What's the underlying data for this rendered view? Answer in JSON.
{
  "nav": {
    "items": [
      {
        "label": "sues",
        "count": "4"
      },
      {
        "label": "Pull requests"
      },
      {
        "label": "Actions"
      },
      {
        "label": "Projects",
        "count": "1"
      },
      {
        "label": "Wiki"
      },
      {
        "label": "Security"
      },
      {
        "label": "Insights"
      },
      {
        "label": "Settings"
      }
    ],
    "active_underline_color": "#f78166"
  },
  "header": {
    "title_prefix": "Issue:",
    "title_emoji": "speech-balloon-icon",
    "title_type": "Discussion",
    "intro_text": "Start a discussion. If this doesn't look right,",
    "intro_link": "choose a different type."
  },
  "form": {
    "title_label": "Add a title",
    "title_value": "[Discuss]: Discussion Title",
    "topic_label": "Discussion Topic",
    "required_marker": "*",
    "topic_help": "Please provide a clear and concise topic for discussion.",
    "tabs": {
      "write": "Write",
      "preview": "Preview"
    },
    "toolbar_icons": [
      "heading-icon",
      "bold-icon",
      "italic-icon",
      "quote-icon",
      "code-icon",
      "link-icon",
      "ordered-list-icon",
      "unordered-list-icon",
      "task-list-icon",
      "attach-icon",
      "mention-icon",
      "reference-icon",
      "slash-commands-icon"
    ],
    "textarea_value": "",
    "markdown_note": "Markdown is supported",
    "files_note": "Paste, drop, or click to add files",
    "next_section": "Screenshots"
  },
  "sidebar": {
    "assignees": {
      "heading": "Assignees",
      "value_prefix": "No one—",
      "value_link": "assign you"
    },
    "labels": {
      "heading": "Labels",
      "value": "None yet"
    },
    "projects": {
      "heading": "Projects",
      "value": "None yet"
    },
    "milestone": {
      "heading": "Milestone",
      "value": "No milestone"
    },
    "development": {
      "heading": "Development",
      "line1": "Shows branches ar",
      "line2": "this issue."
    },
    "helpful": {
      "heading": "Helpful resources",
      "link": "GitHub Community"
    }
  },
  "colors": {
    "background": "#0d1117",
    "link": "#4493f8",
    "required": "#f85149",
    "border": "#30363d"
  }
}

________________

Reproduce every line of the material above exactly.

What's the underlying data for this rendered view? Answer in JSON.
{
  "nav": {
    "items": [
      {
        "label": "sues",
        "count": "4"
      },
      {
        "label": "Pull requests"
      },
      {
        "label": "Actions"
      },
      {
        "label": "Projects",
        "count": "1"
      },
      {
        "label": "Wiki"
      },
      {
        "label": "Security"
      },
      {
        "label": "Insights"
      },
      {
        "label": "Settings"
      }
    ],
    "active_underline_color": "#f78166"
  },
  "header": {
    "title_prefix": "Issue:",
    "title_emoji": "speech-balloon-icon",
    "title_type": "Discussion",
    "intro_text": "Start a discussion. If this doesn't look right,",
    "intro_link": "choose a different type."
  },
  "form": {
    "title_label": "Add a title",
    "title_value": "[Discuss]: Discussion Title",
    "topic_label": "Discussion Topic",
    "required_marker": "*",
    "topic_help": "Please provide a clear and concise topic for discussion.",
    "tabs": {
      "write": "Write",
      "preview": "Preview"
    },
    "toolbar_icons": [
      "heading-icon",
      "bold-icon",
      "italic-icon",
      "quote-icon",
      "code-icon",
      "link-icon",
      "ordered-list-icon",
      "unordered-list-icon",
      "task-list-icon",
      "attach-icon",
      "mention-icon",
      "reference-icon",
      "slash-commands-icon"
    ],
    "textarea_value": "",
    "markdown_note": "Markdown is supported",
    "files_note": "Paste, drop, or click to add files",
    "next_section": "Screenshots"
  },
  "sidebar": {
    "assignees": {
      "heading": "Assignees",
      "value_prefix": "No one—",
      "value_link": "assign you"
    },
    "labels": {
      "heading": "Labels",
      "value": "None yet"
    },
    "projects": {
      "heading": "Projects",
      "value": "None yet"
    },
    "milestone": {
      "heading": "Milestone",
      "value": "No milestone"
    },
    "development": {
      "heading": "Development",
      "line1": "Shows branches ar",
      "line2": "this issue."
    },
    "helpful": {
      "heading": "Helpful resources",
      "link": "GitHub Community"
    }
  },
  "colors": {
    "background": "#0d1117",
    "link": "#4493f8",
    "required": "#f85149",
    "border": "#30363d"
  }
}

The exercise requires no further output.